▶ [PROVIDED DATA]:

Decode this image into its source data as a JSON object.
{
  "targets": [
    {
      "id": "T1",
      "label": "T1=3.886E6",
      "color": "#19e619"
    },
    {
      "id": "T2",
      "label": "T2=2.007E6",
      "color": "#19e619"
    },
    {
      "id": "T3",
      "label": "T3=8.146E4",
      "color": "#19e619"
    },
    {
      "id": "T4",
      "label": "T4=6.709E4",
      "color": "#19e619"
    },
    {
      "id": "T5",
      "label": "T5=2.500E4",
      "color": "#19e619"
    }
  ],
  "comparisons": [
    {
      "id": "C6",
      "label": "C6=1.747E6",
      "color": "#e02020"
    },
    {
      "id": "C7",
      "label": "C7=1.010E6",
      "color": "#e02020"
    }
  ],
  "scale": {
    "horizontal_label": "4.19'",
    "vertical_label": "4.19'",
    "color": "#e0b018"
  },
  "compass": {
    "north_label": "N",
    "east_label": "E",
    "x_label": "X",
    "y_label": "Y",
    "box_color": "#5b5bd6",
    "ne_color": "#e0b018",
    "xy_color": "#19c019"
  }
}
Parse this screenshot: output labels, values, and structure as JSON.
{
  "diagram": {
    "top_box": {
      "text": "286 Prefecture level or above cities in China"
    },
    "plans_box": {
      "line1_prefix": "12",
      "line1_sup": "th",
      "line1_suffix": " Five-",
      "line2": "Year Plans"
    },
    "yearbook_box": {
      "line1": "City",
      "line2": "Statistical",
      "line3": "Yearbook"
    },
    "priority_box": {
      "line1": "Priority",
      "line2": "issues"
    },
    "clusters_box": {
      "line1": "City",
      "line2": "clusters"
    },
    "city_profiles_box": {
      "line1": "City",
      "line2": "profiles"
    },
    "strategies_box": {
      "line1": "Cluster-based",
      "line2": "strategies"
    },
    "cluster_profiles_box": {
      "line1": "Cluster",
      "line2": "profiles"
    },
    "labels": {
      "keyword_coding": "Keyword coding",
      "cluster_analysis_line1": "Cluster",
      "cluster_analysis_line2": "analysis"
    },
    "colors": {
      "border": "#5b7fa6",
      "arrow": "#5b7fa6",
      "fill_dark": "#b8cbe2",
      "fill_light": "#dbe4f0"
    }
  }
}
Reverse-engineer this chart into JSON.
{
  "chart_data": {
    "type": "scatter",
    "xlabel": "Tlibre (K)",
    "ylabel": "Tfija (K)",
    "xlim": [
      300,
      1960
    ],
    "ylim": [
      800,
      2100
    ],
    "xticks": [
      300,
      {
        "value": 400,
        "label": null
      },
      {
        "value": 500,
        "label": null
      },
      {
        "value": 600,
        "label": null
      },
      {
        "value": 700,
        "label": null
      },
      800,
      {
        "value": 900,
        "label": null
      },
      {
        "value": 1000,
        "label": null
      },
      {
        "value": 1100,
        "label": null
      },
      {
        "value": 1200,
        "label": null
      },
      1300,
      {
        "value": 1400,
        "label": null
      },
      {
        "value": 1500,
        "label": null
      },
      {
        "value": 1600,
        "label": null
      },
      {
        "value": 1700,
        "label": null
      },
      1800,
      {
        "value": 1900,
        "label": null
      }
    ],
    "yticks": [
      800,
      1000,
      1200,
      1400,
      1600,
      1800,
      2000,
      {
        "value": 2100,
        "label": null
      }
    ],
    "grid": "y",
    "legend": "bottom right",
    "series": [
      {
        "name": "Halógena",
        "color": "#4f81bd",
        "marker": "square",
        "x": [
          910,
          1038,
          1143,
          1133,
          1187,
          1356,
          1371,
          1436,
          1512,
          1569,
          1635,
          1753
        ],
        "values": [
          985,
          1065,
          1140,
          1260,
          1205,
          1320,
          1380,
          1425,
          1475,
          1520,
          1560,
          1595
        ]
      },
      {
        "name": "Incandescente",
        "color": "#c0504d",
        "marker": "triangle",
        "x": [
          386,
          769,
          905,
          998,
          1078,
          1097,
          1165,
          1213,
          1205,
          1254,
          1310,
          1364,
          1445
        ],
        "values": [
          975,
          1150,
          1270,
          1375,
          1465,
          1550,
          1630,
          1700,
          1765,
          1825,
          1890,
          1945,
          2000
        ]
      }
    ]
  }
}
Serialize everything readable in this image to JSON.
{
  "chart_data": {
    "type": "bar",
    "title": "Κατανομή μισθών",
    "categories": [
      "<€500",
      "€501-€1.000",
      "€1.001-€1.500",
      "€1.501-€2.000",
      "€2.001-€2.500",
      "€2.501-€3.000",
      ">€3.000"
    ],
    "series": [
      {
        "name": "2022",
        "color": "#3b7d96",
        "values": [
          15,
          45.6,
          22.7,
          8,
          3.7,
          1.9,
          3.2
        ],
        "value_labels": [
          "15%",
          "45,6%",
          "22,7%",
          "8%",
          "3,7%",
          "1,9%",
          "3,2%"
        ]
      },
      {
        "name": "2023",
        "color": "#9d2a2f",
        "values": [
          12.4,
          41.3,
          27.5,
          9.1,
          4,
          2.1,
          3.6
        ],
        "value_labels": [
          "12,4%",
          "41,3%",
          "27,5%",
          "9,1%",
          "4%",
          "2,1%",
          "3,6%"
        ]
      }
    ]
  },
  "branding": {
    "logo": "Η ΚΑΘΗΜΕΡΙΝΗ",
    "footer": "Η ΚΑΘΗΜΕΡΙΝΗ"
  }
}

▶ [DIRECTIVE]:
Go through the listing and print each line exactly as it appears.

▶ [EXERCISE SOLUTION]:
Decode this image into its source data as a JSON object.
{
  "targets": [
    {
      "id": "T1",
      "label": "T1=3.886E6",
      "color": "#19e619"
    },
    {
      "id": "T2",
      "label": "T2=2.007E6",
      "color": "#19e619"
    },
    {
      "id": "T3",
      "label": "T3=8.146E4",
      "color": "#19e619"
    },
    {
      "id": "T4",
      "label": "T4=6.709E4",
      "color": "#19e619"
    },
    {
      "id": "T5",
      "label": "T5=2.500E4",
      "color": "#19e619"
    }
  ],
  "comparisons": [
    {
      "id": "C6",
      "label": "C6=1.747E6",
      "color": "#e02020"
    },
    {
      "id": "C7",
      "label": "C7=1.010E6",
      "color": "#e02020"
    }
  ],
  "scale": {
    "horizontal_label": "4.19'",
    "vertical_label": "4.19'",
    "color": "#e0b018"
  },
  "compass": {
    "north_label": "N",
    "east_label": "E",
    "x_label": "X",
    "y_label": "Y",
    "box_color": "#5b5bd6",
    "ne_color": "#e0b018",
    "xy_color": "#19c019"
  }
}
Parse this screenshot: output labels, values, and structure as JSON.
{
  "diagram": {
    "top_box": {
      "text": "286 Prefecture level or above cities in China"
    },
    "plans_box": {
      "line1_prefix": "12",
      "line1_sup": "th",
      "line1_suffix": " Five-",
      "line2": "Year Plans"
    },
    "yearbook_box": {
      "line1": "City",
      "line2": "Statistical",
      "line3": "Yearbook"
    },
    "priority_box": {
      "line1": "Priority",
      "line2": "issues"
    },
    "clusters_box": {
      "line1": "City",
      "line2": "clusters"
    },
    "city_profiles_box": {
      "line1": "City",
      "line2": "profiles"
    },
    "strategies_box": {
      "line1": "Cluster-based",
      "line2": "strategies"
    },
    "cluster_profiles_box": {
      "line1": "Cluster",
      "line2": "profiles"
    },
    "labels": {
      "keyword_coding": "Keyword coding",
      "cluster_analysis_line1": "Cluster",
      "cluster_analysis_line2": "analysis"
    },
    "colors": {
      "border": "#5b7fa6",
      "arrow": "#5b7fa6",
      "fill_dark": "#b8cbe2",
      "fill_light": "#dbe4f0"
    }
  }
}
Reverse-engineer this chart into JSON.
{
  "chart_data": {
    "type": "scatter",
    "xlabel": "Tlibre (K)",
    "ylabel": "Tfija (K)",
    "xlim": [
      300,
      1960
    ],
    "ylim": [
      800,
      2100
    ],
    "xticks": [
      300,
      {
        "value": 400,
        "label": null
      },
      {
        "value": 500,
        "label": null
      },
      {
        "value": 600,
        "label": null
      },
      {
        "value": 700,
        "label": null
      },
      800,
      {
        "value": 900,
        "label": null
      },
      {
        "value": 1000,
        "label": null
      },
      {
        "value": 1100,
        "label": null
      },
      {
        "value": 1200,
        "label": null
      },
      1300,
      {
        "value": 1400,
        "label": null
      },
      {
        "value": 1500,
        "label": null
      },
      {
        "value": 1600,
        "label": null
      },
      {
        "value": 1700,
        "label": null
      },
      1800,
      {
        "value": 1900,
        "label": null
      }
    ],
    "yticks": [
      800,
      1000,
      1200,
      1400,
      1600,
      1800,
      2000,
      {
        "value": 2100,
        "label": null
      }
    ],
    "grid": "y",
    "legend": "bottom right",
    "series": [
      {
        "name": "Halógena",
        "color": "#4f81bd",
        "marker": "square",
        "x": [
          910,
          1038,
          1143,
          1133,
          1187,
          1356,
          1371,
          1436,
          1512,
          1569,
          1635,
          1753
        ],
        "values": [
          985,
          1065,
          1140,
          1260,
          1205,
          1320,
          1380,
          1425,
          1475,
          1520,
          1560,
          1595
        ]
      },
      {
        "name": "Incandescente",
        "color": "#c0504d",
        "marker": "triangle",
        "x": [
          386,
          769,
          905,
          998,
          1078,
          1097,
          1165,
          1213,
          1205,
          1254,
          1310,
          1364,
          1445
        ],
        "values": [
          975,
          1150,
          1270,
          1375,
          1465,
          1550,
          1630,
          1700,
          1765,
          1825,
          1890,
          1945,
          2000
        ]
      }
    ]
  }
}
Serialize everything readable in this image to JSON.
{
  "chart_data": {
    "type": "bar",
    "title": "Κατανομή μισθών",
    "categories": [
      "<€500",
      "€501-€1.000",
      "€1.001-€1.500",
      "€1.501-€2.000",
      "€2.001-€2.500",
      "€2.501-€3.000",
      ">€3.000"
    ],
    "series": [
      {
        "name": "2022",
        "color": "#3b7d96",
        "values": [
          15,
          45.6,
          22.7,
          8,
          3.7,
          1.9,
          3.2
        ],
        "value_labels": [
          "15%",
          "45,6%",
          "22,7%",
          "8%",
          "3,7%",
          "1,9%",
          "3,2%"
        ]
      },
      {
        "name": "2023",
        "color": "#9d2a2f",
        "values": [
          12.4,
          41.3,
          27.5,
          9.1,
          4,
          2.1,
          3.6
        ],
        "value_labels": [
          "12,4%",
          "41,3%",
          "27,5%",
          "9,1%",
          "4%",
          "2,1%",
          "3,6%"
        ]
      }
    ]
  },
  "branding": {
    "logo": "Η ΚΑΘΗΜΕΡΙΝΗ",
    "footer": "Η ΚΑΘΗΜΕΡΙΝΗ"
  }
}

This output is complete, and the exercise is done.